_Given exercise_: Collect every line that includes the string "Gnaisse".

_Data supplied_:
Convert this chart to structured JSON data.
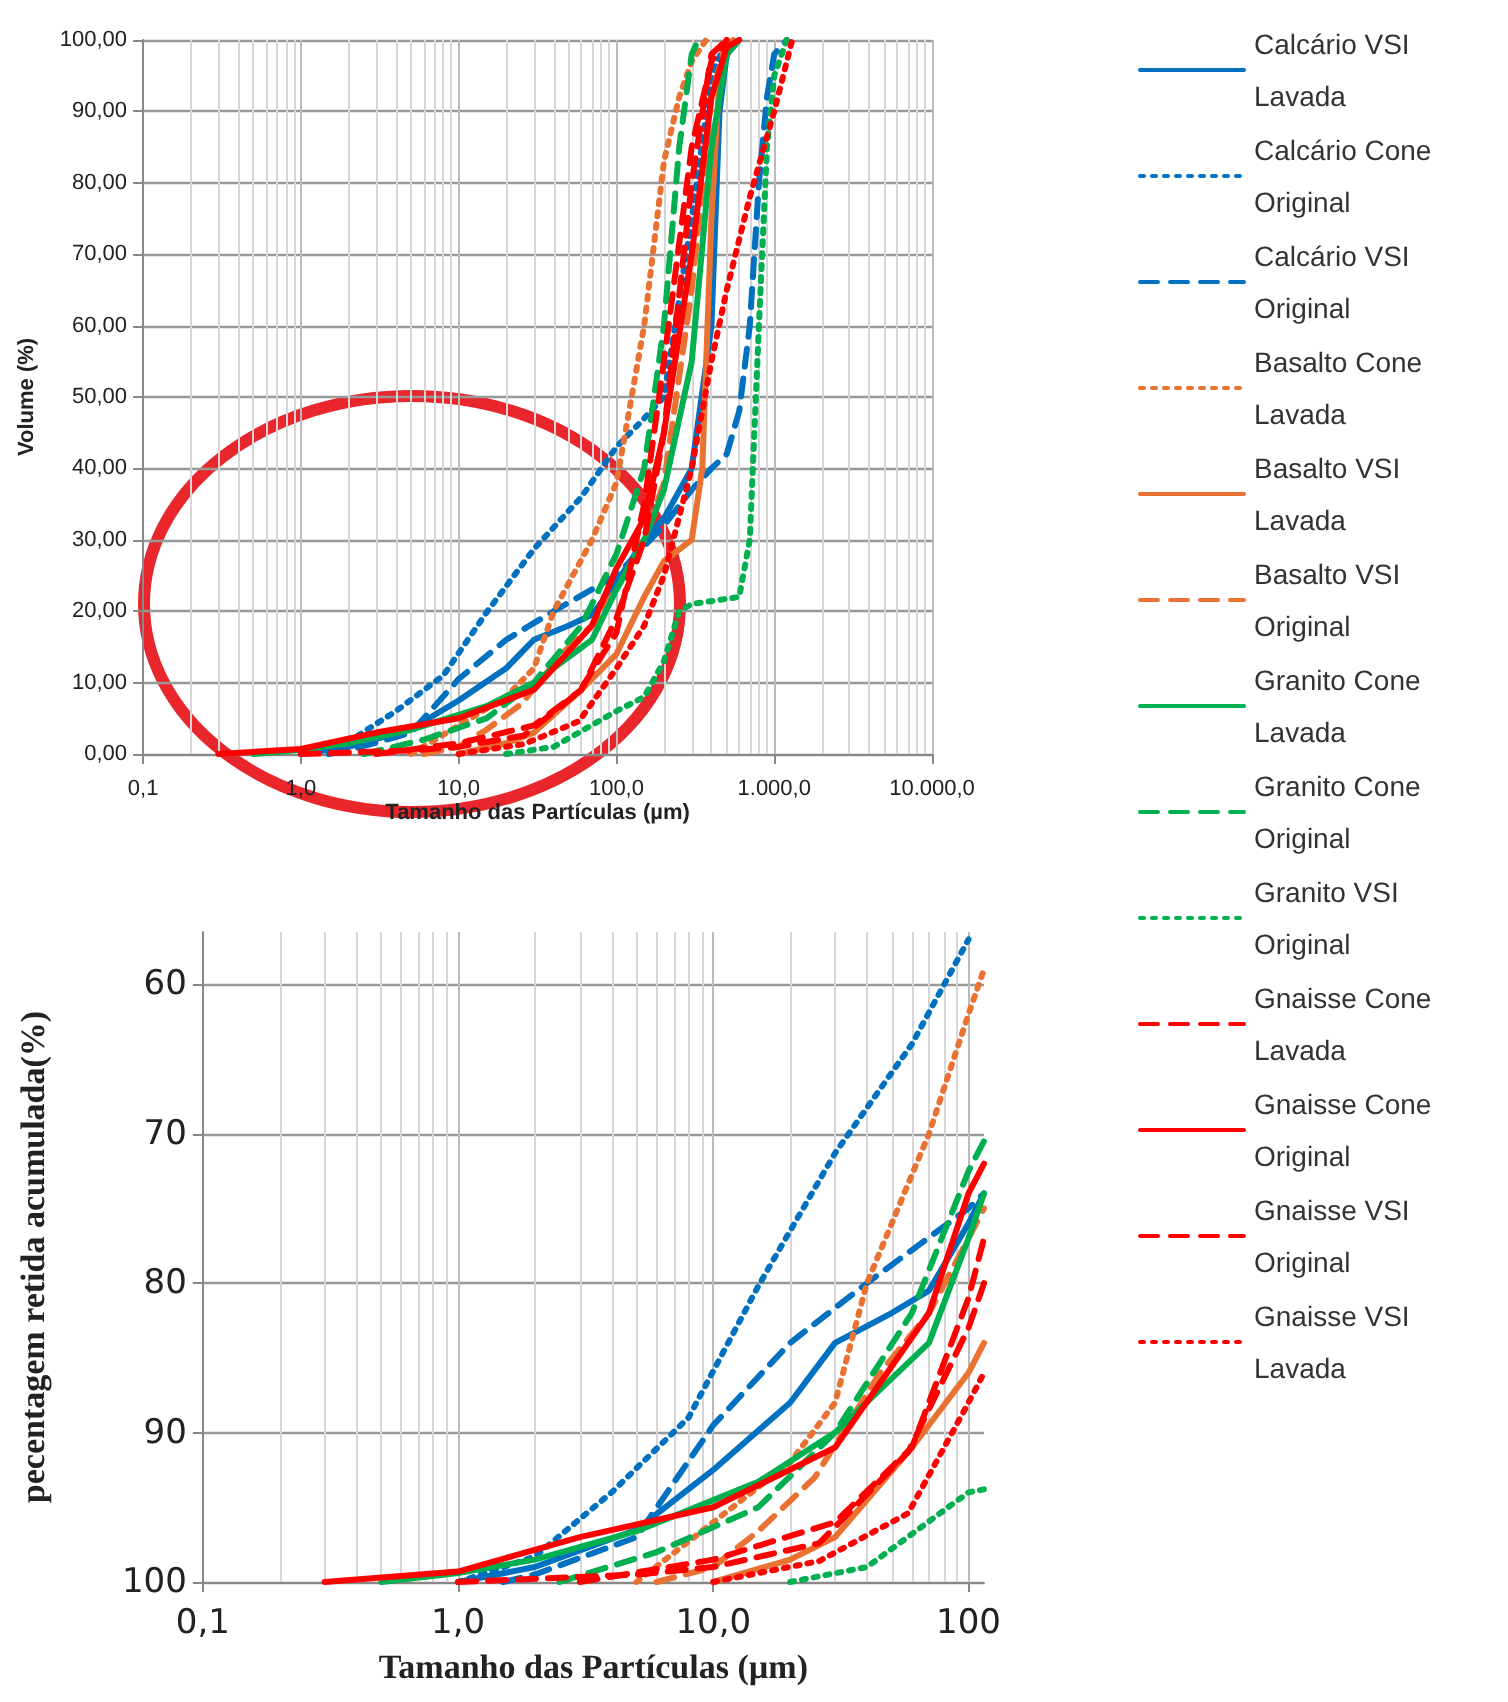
{
  "chart_data": [
    {
      "type": "line",
      "xlabel": "Tamanho das Partículas (µm)",
      "ylabel": "Volume (%)",
      "log": "x",
      "grid": true,
      "legend": "right",
      "marker": "none",
      "xlim": [
        0.1,
        10000
      ],
      "xticks": [
        {
          "value": 0.1,
          "label": "0,1"
        },
        {
          "value": 1,
          "label": "1,0"
        },
        {
          "value": 10,
          "label": "10,0"
        },
        {
          "value": 100,
          "label": "100,0"
        },
        {
          "value": 1000,
          "label": "1.000,0"
        },
        {
          "value": 10000,
          "label": "10.000,0"
        }
      ],
      "ylim": [
        0,
        100
      ],
      "yticks": [
        {
          "value": 0,
          "label": "0,00"
        },
        {
          "value": 10,
          "label": "10,00"
        },
        {
          "value": 20,
          "label": "20,00"
        },
        {
          "value": 30,
          "label": "30,00"
        },
        {
          "value": 40,
          "label": "40,00"
        },
        {
          "value": 50,
          "label": "50,00"
        },
        {
          "value": 60,
          "label": "60,00"
        },
        {
          "value": 70,
          "label": "70,00"
        },
        {
          "value": 80,
          "label": "80,00"
        },
        {
          "value": 90,
          "label": "90,00"
        },
        {
          "value": 100,
          "label": "100,00"
        }
      ],
      "series": [
        {
          "name": "Calcário VSI Lavada",
          "color": "#0070c0",
          "line_style": "solid",
          "x": [
            1,
            2,
            5,
            10,
            20,
            30,
            50,
            70,
            100,
            150,
            200,
            300,
            400,
            450,
            500,
            600
          ],
          "values": [
            0,
            1,
            3.5,
            7.5,
            12,
            16,
            18,
            19.5,
            24,
            30,
            33,
            40,
            60,
            90,
            98,
            100
          ]
        },
        {
          "name": "Calcário Cone Original",
          "color": "#0070c0",
          "line_style": "dotted",
          "x": [
            1,
            2,
            4,
            8,
            15,
            30,
            60,
            100,
            150,
            200,
            300,
            400,
            500
          ],
          "values": [
            0,
            1.7,
            6,
            11,
            19.8,
            28.7,
            36,
            43,
            47,
            50,
            75,
            95,
            100
          ]
        },
        {
          "name": "Calcário VSI Original",
          "color": "#0070c0",
          "line_style": "dashed",
          "x": [
            1.5,
            2,
            5,
            10,
            20,
            40,
            100,
            200,
            300,
            400,
            500,
            600,
            700,
            800,
            900,
            1000,
            1200
          ],
          "values": [
            0,
            0.5,
            3,
            10.5,
            16,
            20,
            25,
            32,
            37,
            40,
            42,
            48,
            60,
            80,
            92,
            98,
            100
          ]
        },
        {
          "name": "Basalto Cone Lavada",
          "color": "#e97132",
          "line_style": "dotted",
          "x": [
            5,
            10,
            20,
            30,
            40,
            70,
            100,
            150,
            200,
            250,
            300,
            370
          ],
          "values": [
            0,
            4,
            8,
            12,
            20,
            30,
            38,
            60,
            83,
            92,
            97,
            100
          ]
        },
        {
          "name": "Basalto VSI Lavada",
          "color": "#e97132",
          "line_style": "solid",
          "x": [
            10,
            20,
            30,
            60,
            100,
            150,
            200,
            300,
            350,
            400,
            450,
            550
          ],
          "values": [
            0,
            1.5,
            3,
            9,
            14,
            22,
            27,
            30,
            40,
            75,
            95,
            100
          ]
        },
        {
          "name": "Basalto VSI Original",
          "color": "#e97132",
          "line_style": "dashed",
          "x": [
            6,
            10,
            15,
            25,
            45,
            70,
            100,
            150,
            200,
            300,
            400,
            500
          ],
          "values": [
            0,
            1,
            3.4,
            7,
            14,
            18,
            23,
            30,
            38,
            65,
            92,
            100
          ]
        },
        {
          "name": "Granito Cone Lavada",
          "color": "#00b050",
          "line_style": "solid",
          "x": [
            0.5,
            1,
            2,
            5,
            15,
            30,
            70,
            100,
            150,
            200,
            300,
            400,
            500,
            600
          ],
          "values": [
            0,
            0.6,
            1.5,
            3.4,
            6.7,
            10,
            16,
            23,
            30,
            37,
            55,
            85,
            98,
            100
          ]
        },
        {
          "name": "Granito Cone Original",
          "color": "#00b050",
          "line_style": "dashed",
          "x": [
            2.5,
            6,
            15,
            30,
            60,
            100,
            150,
            200,
            250,
            300,
            330
          ],
          "values": [
            0,
            2,
            5,
            10,
            18,
            28,
            40,
            60,
            85,
            98,
            100
          ]
        },
        {
          "name": "Granito VSI Original",
          "color": "#00b050",
          "line_style": "dotted",
          "x": [
            20,
            40,
            100,
            150,
            200,
            250,
            300,
            600,
            700,
            800,
            900,
            1000,
            1200
          ],
          "values": [
            0,
            1,
            6,
            8,
            13,
            20,
            21,
            22,
            30,
            60,
            85,
            95,
            100
          ]
        },
        {
          "name": "Gnaisse Cone Lavada",
          "color": "#ff0000",
          "line_style": "dashed",
          "x": [
            3,
            10,
            30,
            60,
            100,
            150,
            200,
            300,
            400,
            500
          ],
          "values": [
            0,
            1.5,
            4,
            9,
            19,
            30,
            45,
            80,
            98,
            100
          ]
        },
        {
          "name": "Gnaisse Cone Original",
          "color": "#ff0000",
          "line_style": "solid",
          "x": [
            0.3,
            1,
            3,
            10,
            30,
            70,
            100,
            150,
            200,
            300,
            400,
            500,
            600
          ],
          "values": [
            0,
            0.7,
            3,
            5,
            9,
            18,
            26,
            33,
            45,
            70,
            92,
            99,
            100
          ]
        },
        {
          "name": "Gnaisse VSI Original",
          "color": "#ff0000",
          "line_style": "dashed",
          "x": [
            1,
            5,
            10,
            26,
            58,
            100,
            150,
            200,
            300,
            400,
            500
          ],
          "values": [
            0,
            0.5,
            1,
            2.6,
            8.7,
            17,
            35,
            55,
            85,
            97,
            100
          ]
        },
        {
          "name": "Gnaisse VSI Lavada",
          "color": "#ff0000",
          "line_style": "dotted",
          "x": [
            10,
            26,
            58,
            100,
            150,
            200,
            300,
            400,
            500,
            700,
            1000,
            1300
          ],
          "values": [
            0,
            1.4,
            4.6,
            12,
            18,
            25,
            40,
            55,
            65,
            78,
            90,
            100
          ]
        }
      ]
    },
    {
      "type": "line",
      "xlabel": "Tamanho das Partículas (µm)",
      "ylabel": "pecentagem retida acumulada(%)",
      "log": "x",
      "grid": true,
      "marker": "none",
      "xlim": [
        0.1,
        115
      ],
      "xticks": [
        {
          "value": 0.1,
          "label": "0,1"
        },
        {
          "value": 1,
          "label": "1,0"
        },
        {
          "value": 10,
          "label": "10,0"
        },
        100
      ],
      "ylim": [
        100,
        56.5
      ],
      "yticks": [
        60,
        70,
        80,
        90,
        100
      ],
      "series": [
        {
          "color": "#0070c0",
          "line_style": "solid",
          "x": [
            1,
            2,
            5,
            10,
            20,
            30,
            50,
            70,
            100,
            115
          ],
          "values": [
            100,
            99,
            96.5,
            92.5,
            88,
            84,
            82,
            80.5,
            76,
            74
          ]
        },
        {
          "color": "#0070c0",
          "line_style": "dotted",
          "x": [
            1,
            2,
            4,
            8,
            15,
            30,
            60,
            100
          ],
          "values": [
            100,
            98.3,
            94,
            89,
            80.2,
            71.3,
            64,
            57
          ]
        },
        {
          "color": "#0070c0",
          "line_style": "dashed",
          "x": [
            1.5,
            2,
            5,
            10,
            20,
            40,
            100,
            115
          ],
          "values": [
            100,
            99.5,
            97,
            89.5,
            84,
            80,
            75,
            74
          ]
        },
        {
          "color": "#e97132",
          "line_style": "dotted",
          "x": [
            5,
            10,
            20,
            30,
            40,
            70,
            100,
            115
          ],
          "values": [
            100,
            96,
            92,
            88,
            80,
            70,
            62,
            59
          ]
        },
        {
          "color": "#e97132",
          "line_style": "solid",
          "x": [
            10,
            20,
            30,
            60,
            100,
            115
          ],
          "values": [
            100,
            98.5,
            97,
            91,
            86,
            84
          ]
        },
        {
          "color": "#e97132",
          "line_style": "dashed",
          "x": [
            6,
            10,
            15,
            25,
            45,
            70,
            100,
            115
          ],
          "values": [
            100,
            99,
            96.6,
            93,
            86,
            82,
            77,
            75
          ]
        },
        {
          "color": "#00b050",
          "line_style": "solid",
          "x": [
            0.5,
            1,
            2,
            5,
            15,
            30,
            70,
            100,
            115
          ],
          "values": [
            100,
            99.4,
            98.5,
            96.6,
            93.3,
            90,
            84,
            77,
            74
          ]
        },
        {
          "color": "#00b050",
          "line_style": "dashed",
          "x": [
            2.5,
            6,
            15,
            30,
            60,
            100,
            115
          ],
          "values": [
            100,
            98,
            95,
            90,
            82,
            72.5,
            70.5
          ]
        },
        {
          "color": "#00b050",
          "line_style": "dotted",
          "x": [
            20,
            40,
            100,
            115
          ],
          "values": [
            100,
            99,
            94,
            93.8
          ]
        },
        {
          "color": "#ff0000",
          "line_style": "dashed",
          "x": [
            3,
            10,
            30,
            60,
            100,
            115
          ],
          "values": [
            100,
            98.5,
            96,
            91,
            81,
            77
          ]
        },
        {
          "color": "#ff0000",
          "line_style": "solid",
          "x": [
            0.3,
            1,
            3,
            10,
            30,
            70,
            100,
            115
          ],
          "values": [
            100,
            99.3,
            97,
            95,
            91,
            82,
            74,
            72
          ]
        },
        {
          "color": "#ff0000",
          "line_style": "dashed",
          "x": [
            1,
            5,
            10,
            26,
            58,
            100,
            115
          ],
          "values": [
            100,
            99.5,
            99,
            97.4,
            91.3,
            83,
            80
          ]
        },
        {
          "color": "#ff0000",
          "line_style": "dotted",
          "x": [
            10,
            26,
            58,
            100,
            115
          ],
          "values": [
            100,
            98.6,
            95.4,
            88,
            86
          ]
        }
      ]
    }
  ]
}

_Solution to the problem_:
          "name": "Gnaisse Cone Lavada",
          "name": "Gnaisse Cone Original",
          "name": "Gnaisse VSI Original",
          "name": "Gnaisse VSI Lavada",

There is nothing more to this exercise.